(Directions for this task)
Your task is to quote the material that follows, in full and exactly.

- - -

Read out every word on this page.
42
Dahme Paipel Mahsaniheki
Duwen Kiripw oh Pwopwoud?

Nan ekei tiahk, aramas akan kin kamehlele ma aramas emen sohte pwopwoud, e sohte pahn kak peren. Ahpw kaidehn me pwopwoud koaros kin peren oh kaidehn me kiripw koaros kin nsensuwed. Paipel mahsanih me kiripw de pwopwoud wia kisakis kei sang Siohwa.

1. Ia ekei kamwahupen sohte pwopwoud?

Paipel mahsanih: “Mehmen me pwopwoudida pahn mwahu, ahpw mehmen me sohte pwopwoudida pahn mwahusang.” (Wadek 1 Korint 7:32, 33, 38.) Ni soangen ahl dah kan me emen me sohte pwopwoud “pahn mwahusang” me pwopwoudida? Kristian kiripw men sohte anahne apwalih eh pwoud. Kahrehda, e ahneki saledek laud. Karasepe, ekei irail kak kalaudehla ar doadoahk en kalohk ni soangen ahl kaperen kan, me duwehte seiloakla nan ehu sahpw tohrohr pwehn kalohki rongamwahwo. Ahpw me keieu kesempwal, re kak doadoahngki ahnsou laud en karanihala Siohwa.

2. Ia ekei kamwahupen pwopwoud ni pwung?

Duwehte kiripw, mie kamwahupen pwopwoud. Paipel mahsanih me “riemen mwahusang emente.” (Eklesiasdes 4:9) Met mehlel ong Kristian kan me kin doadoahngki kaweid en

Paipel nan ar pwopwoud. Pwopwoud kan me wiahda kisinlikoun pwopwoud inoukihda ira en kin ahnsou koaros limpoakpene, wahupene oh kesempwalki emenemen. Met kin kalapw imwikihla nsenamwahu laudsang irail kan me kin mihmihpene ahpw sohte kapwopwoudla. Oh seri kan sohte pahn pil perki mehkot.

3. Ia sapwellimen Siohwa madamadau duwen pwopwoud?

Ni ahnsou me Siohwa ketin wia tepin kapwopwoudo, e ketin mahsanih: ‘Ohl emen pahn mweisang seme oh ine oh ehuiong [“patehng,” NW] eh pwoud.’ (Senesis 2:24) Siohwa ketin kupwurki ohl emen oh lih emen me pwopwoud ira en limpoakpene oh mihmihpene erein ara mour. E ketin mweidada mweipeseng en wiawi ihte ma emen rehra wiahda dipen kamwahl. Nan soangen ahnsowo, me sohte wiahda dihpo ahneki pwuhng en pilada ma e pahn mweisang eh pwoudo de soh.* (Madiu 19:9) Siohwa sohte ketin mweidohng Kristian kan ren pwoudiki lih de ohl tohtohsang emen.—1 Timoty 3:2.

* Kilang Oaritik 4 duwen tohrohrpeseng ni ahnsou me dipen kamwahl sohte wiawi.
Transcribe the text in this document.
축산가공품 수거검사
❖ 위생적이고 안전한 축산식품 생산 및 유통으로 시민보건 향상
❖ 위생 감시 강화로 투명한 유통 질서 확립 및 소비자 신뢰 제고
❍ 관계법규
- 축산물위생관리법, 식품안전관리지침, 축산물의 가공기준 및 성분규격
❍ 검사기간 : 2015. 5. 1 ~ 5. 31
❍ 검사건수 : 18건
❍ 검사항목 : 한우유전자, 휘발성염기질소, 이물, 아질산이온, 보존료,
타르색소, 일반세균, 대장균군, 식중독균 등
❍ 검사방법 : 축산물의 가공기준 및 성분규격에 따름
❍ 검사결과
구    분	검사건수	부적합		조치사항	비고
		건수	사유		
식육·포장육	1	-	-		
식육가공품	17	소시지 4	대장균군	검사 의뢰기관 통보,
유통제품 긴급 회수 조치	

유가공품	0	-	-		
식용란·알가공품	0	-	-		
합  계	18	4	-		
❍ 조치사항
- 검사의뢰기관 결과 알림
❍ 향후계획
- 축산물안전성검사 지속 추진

- - -

(Output for this task)
Read out every word on this page.
42
Dahme Paipel Mahsaniheki
Duwen Kiripw oh Pwopwoud?

Nan ekei tiahk, aramas akan kin kamehlele ma aramas emen sohte pwopwoud, e sohte pahn kak peren. Ahpw kaidehn me pwopwoud koaros kin peren oh kaidehn me kiripw koaros kin nsensuwed. Paipel mahsanih me kiripw de pwopwoud wia kisakis kei sang Siohwa.

1. Ia ekei kamwahupen sohte pwopwoud?

Paipel mahsanih: “Mehmen me pwopwoudida pahn mwahu, ahpw mehmen me sohte pwopwoudida pahn mwahusang.” (Wadek 1 Korint 7:32, 33, 38.) Ni soangen ahl dah kan me emen me sohte pwopwoud “pahn mwahusang” me pwopwoudida? Kristian kiripw men sohte anahne apwalih eh pwoud. Kahrehda, e ahneki saledek laud. Karasepe, ekei irail kak kalaudehla ar doadoahk en kalohk ni soangen ahl kaperen kan, me duwehte seiloakla nan ehu sahpw tohrohr pwehn kalohki rongamwahwo. Ahpw me keieu kesempwal, re kak doadoahngki ahnsou laud en karanihala Siohwa.

2. Ia ekei kamwahupen pwopwoud ni pwung?

Duwehte kiripw, mie kamwahupen pwopwoud. Paipel mahsanih me “riemen mwahusang emente.” (Eklesiasdes 4:9) Met mehlel ong Kristian kan me kin doadoahngki kaweid en

Paipel nan ar pwopwoud. Pwopwoud kan me wiahda kisinlikoun pwopwoud inoukihda ira en kin ahnsou koaros limpoakpene, wahupene oh kesempwalki emenemen. Met kin kalapw imwikihla nsenamwahu laudsang irail kan me kin mihmihpene ahpw sohte kapwopwoudla. Oh seri kan sohte pahn pil perki mehkot.

3. Ia sapwellimen Siohwa madamadau duwen pwopwoud?

Ni ahnsou me Siohwa ketin wia tepin kapwopwoudo, e ketin mahsanih: ‘Ohl emen pahn mweisang seme oh ine oh ehuiong [“patehng,” NW] eh pwoud.’ (Senesis 2:24) Siohwa ketin kupwurki ohl emen oh lih emen me pwopwoud ira en limpoakpene oh mihmihpene erein ara mour. E ketin mweidada mweipeseng en wiawi ihte ma emen rehra wiahda dipen kamwahl. Nan soangen ahnsowo, me sohte wiahda dihpo ahneki pwuhng en pilada ma e pahn mweisang eh pwoudo de soh.* (Madiu 19:9) Siohwa sohte ketin mweidohng Kristian kan ren pwoudiki lih de ohl tohtohsang emen.—1 Timoty 3:2.

* Kilang Oaritik 4 duwen tohrohrpeseng ni ahnsou me dipen kamwahl sohte wiawi.
Transcribe the text in this document.
축산가공품 수거검사
❖ 위생적이고 안전한 축산식품 생산 및 유통으로 시민보건 향상
❖ 위생 감시 강화로 투명한 유통 질서 확립 및 소비자 신뢰 제고
❍ 관계법규
- 축산물위생관리법, 식품안전관리지침, 축산물의 가공기준 및 성분규격
❍ 검사기간 : 2015. 5. 1 ~ 5. 31
❍ 검사건수 : 18건
❍ 검사항목 : 한우유전자, 휘발성염기질소, 이물, 아질산이온, 보존료,
타르색소, 일반세균, 대장균군, 식중독균 등
❍ 검사방법 : 축산물의 가공기준 및 성분규격에 따름
❍ 검사결과
구    분	검사건수	부적합		조치사항	비고
		건수	사유		
식육·포장육	1	-	-		
식육가공품	17	소시지 4	대장균군	검사 의뢰기관 통보,
유통제품 긴급 회수 조치	

유가공품	0	-	-		
식용란·알가공품	0	-	-		
합  계	18	4	-		
❍ 조치사항
- 검사의뢰기관 결과 알림
❍ 향후계획
- 축산물안전성검사 지속 추진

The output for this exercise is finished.